WHAT THIS TASK INVOLVES: Output every line of the listing below as a JSON array of strings, one string per line, leaving out blank lines.

INFORMATION GIVEN:
——————————
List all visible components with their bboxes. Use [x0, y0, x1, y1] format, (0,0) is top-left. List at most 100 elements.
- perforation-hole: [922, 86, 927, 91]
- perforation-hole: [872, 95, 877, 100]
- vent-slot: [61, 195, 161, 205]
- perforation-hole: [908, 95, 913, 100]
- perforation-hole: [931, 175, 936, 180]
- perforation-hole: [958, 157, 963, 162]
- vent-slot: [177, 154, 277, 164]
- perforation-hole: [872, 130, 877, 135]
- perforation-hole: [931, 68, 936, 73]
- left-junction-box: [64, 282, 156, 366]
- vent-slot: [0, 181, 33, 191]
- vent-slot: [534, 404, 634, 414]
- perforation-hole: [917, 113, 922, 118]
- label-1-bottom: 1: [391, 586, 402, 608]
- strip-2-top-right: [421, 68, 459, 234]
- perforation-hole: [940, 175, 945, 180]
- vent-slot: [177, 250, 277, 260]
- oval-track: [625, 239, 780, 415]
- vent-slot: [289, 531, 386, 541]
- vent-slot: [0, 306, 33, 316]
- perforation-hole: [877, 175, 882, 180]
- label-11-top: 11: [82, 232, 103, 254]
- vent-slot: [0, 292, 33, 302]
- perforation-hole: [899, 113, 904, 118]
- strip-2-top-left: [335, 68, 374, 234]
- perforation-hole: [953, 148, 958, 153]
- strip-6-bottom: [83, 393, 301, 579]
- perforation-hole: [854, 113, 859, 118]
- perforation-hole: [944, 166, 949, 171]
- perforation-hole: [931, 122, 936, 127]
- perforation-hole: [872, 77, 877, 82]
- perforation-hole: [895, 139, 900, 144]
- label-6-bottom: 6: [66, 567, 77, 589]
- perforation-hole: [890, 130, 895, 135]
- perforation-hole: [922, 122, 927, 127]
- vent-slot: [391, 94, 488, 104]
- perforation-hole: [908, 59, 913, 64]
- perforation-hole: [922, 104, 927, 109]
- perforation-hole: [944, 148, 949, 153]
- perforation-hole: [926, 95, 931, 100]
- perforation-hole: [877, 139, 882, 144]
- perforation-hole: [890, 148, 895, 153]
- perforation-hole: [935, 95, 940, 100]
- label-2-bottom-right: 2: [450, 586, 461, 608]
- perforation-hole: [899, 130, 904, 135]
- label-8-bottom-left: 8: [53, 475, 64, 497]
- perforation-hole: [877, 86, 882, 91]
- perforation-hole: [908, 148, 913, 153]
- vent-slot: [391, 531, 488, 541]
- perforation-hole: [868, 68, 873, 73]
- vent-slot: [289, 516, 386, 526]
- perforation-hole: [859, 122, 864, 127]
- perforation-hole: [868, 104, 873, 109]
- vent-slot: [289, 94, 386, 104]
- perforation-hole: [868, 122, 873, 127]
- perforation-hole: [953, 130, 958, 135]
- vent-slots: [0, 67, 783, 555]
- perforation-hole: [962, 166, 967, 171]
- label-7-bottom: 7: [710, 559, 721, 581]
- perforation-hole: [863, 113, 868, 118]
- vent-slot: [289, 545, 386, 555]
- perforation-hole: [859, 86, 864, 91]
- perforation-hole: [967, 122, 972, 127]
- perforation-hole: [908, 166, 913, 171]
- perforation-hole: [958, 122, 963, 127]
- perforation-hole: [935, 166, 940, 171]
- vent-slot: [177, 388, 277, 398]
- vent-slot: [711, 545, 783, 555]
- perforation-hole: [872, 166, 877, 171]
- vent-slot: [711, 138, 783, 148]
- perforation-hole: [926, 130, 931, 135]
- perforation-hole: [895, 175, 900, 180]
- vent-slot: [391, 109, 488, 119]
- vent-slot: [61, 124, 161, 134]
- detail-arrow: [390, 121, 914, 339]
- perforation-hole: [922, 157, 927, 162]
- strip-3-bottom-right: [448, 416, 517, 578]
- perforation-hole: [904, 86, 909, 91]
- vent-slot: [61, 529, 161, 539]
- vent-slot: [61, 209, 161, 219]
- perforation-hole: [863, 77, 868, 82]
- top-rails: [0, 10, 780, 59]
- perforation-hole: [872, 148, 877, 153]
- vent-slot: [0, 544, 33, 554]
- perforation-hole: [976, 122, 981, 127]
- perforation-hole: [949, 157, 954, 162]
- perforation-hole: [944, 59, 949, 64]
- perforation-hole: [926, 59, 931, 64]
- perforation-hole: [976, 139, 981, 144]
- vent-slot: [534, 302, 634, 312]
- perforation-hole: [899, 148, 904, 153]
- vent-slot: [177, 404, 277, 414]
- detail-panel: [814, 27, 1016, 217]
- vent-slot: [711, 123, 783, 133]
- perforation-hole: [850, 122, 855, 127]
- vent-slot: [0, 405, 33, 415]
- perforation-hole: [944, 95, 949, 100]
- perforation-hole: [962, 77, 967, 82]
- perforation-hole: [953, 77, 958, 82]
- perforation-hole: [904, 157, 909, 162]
——————————
THE OUTPUT:
[
  "List all visible components with their bboxes. Use [x0, y0, x1, y1] format, (0,0) is top-left. List at most 100 elements.",
  "- perforation-hole: [922, 86, 927, 91]",
  "- perforation-hole: [872, 95, 877, 100]",
  "- vent-slot: [61, 195, 161, 205]",
  "- perforation-hole: [908, 95, 913, 100]",
  "- perforation-hole: [931, 175, 936, 180]",
  "- perforation-hole: [958, 157, 963, 162]",
  "- vent-slot: [177, 154, 277, 164]",
  "- perforation-hole: [872, 130, 877, 135]",
  "- perforation-hole: [931, 68, 936, 73]",
  "- left-junction-box: [64, 282, 156, 366]",
  "- vent-slot: [0, 181, 33, 191]",
  "- vent-slot: [534, 404, 634, 414]",
  "- perforation-hole: [917, 113, 922, 118]",
  "- label-1-bottom: 1: [391, 586, 402, 608]",
  "- strip-2-top-right: [421, 68, 459, 234]",
  "- perforation-hole: [940, 175, 945, 180]",
  "- vent-slot: [177, 250, 277, 260]",
  "- oval-track: [625, 239, 780, 415]",
  "- vent-slot: [289, 531, 386, 541]",
  "- vent-slot: [0, 306, 33, 316]",
  "- perforation-hole: [877, 175, 882, 180]",
  "- label-11-top: 11: [82, 232, 103, 254]",
  "- vent-slot: [0, 292, 33, 302]",
  "- perforation-hole: [899, 113, 904, 118]",
  "- strip-2-top-left: [335, 68, 374, 234]",
  "- perforation-hole: [953, 148, 958, 153]",
  "- strip-6-bottom: [83, 393, 301, 579]",
  "- perforation-hole: [854, 113, 859, 118]",
  "- perforation-hole: [944, 166, 949, 171]",
  "- perforation-hole: [931, 122, 936, 127]",
  "- perforation-hole: [872, 77, 877, 82]",
  "- perforation-hole: [895, 139, 900, 144]",
  "- label-6-bottom: 6: [66, 567, 77, 589]",
  "- perforation-hole: [890, 130, 895, 135]",
  "- perforation-hole: [922, 122, 927, 127]",
  "- vent-slot: [391, 94, 488, 104]",
  "- perforation-hole: [908, 59, 913, 64]",
  "- perforation-hole: [922, 104, 927, 109]",
  "- perforation-hole: [944, 148, 949, 153]",
  "- perforation-hole: [926, 95, 931, 100]",
  "- perforation-hole: [877, 139, 882, 144]",
  "- perforation-hole: [890, 148, 895, 153]",
  "- perforation-hole: [935, 95, 940, 100]",
  "- label-2-bottom-right: 2: [450, 586, 461, 608]",
  "- perforation-hole: [899, 130, 904, 135]",
  "- label-8-bottom-left: 8: [53, 475, 64, 497]",
  "- perforation-hole: [877, 86, 882, 91]",
  "- perforation-hole: [908, 148, 913, 153]",
  "- vent-slot: [391, 531, 488, 541]",
  "- perforation-hole: [868, 68, 873, 73]",
  "- vent-slot: [289, 516, 386, 526]",
  "- perforation-hole: [859, 122, 864, 127]",
  "- perforation-hole: [868, 104, 873, 109]",
  "- vent-slot: [289, 94, 386, 104]",
  "- perforation-hole: [868, 122, 873, 127]",
  "- perforation-hole: [953, 130, 958, 135]",
  "- vent-slots: [0, 67, 783, 555]",
  "- perforation-hole: [962, 166, 967, 171]",
  "- label-7-bottom: 7: [710, 559, 721, 581]",
  "- perforation-hole: [863, 113, 868, 118]",
  "- vent-slot: [289, 545, 386, 555]",
  "- perforation-hole: [859, 86, 864, 91]",
  "- perforation-hole: [967, 122, 972, 127]",
  "- perforation-hole: [908, 166, 913, 171]",
  "- perforation-hole: [958, 122, 963, 127]",
  "- perforation-hole: [935, 166, 940, 171]",
  "- vent-slot: [177, 388, 277, 398]",
  "- vent-slot: [711, 545, 783, 555]",
  "- perforation-hole: [872, 166, 877, 171]",
  "- vent-slot: [711, 138, 783, 148]",
  "- perforation-hole: [926, 130, 931, 135]",
  "- perforation-hole: [895, 175, 900, 180]",
  "- vent-slot: [391, 109, 488, 119]",
  "- vent-slot: [61, 124, 161, 134]",
  "- detail-arrow: [390, 121, 914, 339]",
  "- perforation-hole: [922, 157, 927, 162]",
  "- strip-3-bottom-right: [448, 416, 517, 578]",
  "- perforation-hole: [904, 86, 909, 91]",
  "- vent-slot: [61, 529, 161, 539]",
  "- vent-slot: [61, 209, 161, 219]",
  "- perforation-hole: [863, 77, 868, 82]",
  "- top-rails: [0, 10, 780, 59]",
  "- perforation-hole: [872, 148, 877, 153]",
  "- vent-slot: [0, 544, 33, 554]",
  "- perforation-hole: [976, 122, 981, 127]",
  "- perforation-hole: [949, 157, 954, 162]",
  "- perforation-hole: [944, 59, 949, 64]",
  "- perforation-hole: [926, 59, 931, 64]",
  "- perforation-hole: [976, 139, 981, 144]",
  "- vent-slot: [534, 302, 634, 312]",
  "- perforation-hole: [899, 148, 904, 153]",
  "- vent-slot: [177, 404, 277, 414]",
  "- detail-panel: [814, 27, 1016, 217]",
  "- vent-slot: [711, 123, 783, 133]",
  "- perforation-hole: [850, 122, 855, 127]",
  "- vent-slot: [0, 405, 33, 415]",
  "- perforation-hole: [944, 95, 949, 100]",
  "- perforation-hole: [962, 77, 967, 82]",
  "- perforation-hole: [953, 77, 958, 82]",
  "- perforation-hole: [904, 157, 909, 162]"
]